Looking at the listing beneath, work out how many lines hold "credit" and report only that figure.

● **Supplied data**
★ ★ ★ ★ ★ ★ ★

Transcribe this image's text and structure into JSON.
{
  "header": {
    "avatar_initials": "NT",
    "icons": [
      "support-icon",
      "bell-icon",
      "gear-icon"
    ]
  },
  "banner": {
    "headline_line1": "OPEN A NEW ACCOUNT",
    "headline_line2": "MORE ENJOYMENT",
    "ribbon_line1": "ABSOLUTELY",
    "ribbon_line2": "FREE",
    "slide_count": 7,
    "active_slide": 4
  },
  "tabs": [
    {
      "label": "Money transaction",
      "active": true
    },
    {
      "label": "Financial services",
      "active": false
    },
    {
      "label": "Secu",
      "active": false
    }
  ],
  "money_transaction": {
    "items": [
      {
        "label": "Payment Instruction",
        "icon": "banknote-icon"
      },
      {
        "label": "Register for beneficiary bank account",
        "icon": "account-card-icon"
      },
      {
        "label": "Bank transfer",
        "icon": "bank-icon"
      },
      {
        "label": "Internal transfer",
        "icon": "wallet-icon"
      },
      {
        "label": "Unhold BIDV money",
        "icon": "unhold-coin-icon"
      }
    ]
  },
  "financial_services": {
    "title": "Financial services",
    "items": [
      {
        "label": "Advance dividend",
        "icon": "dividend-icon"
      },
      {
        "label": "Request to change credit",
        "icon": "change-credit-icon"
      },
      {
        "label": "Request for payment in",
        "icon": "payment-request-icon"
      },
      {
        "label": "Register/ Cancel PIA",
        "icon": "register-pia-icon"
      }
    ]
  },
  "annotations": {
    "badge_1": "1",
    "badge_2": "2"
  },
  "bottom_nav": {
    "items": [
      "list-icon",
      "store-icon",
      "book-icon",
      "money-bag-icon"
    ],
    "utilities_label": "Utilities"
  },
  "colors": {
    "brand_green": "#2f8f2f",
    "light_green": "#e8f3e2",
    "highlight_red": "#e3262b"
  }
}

★ ★ ★ ★ ★ ★ ★

● **Output**
2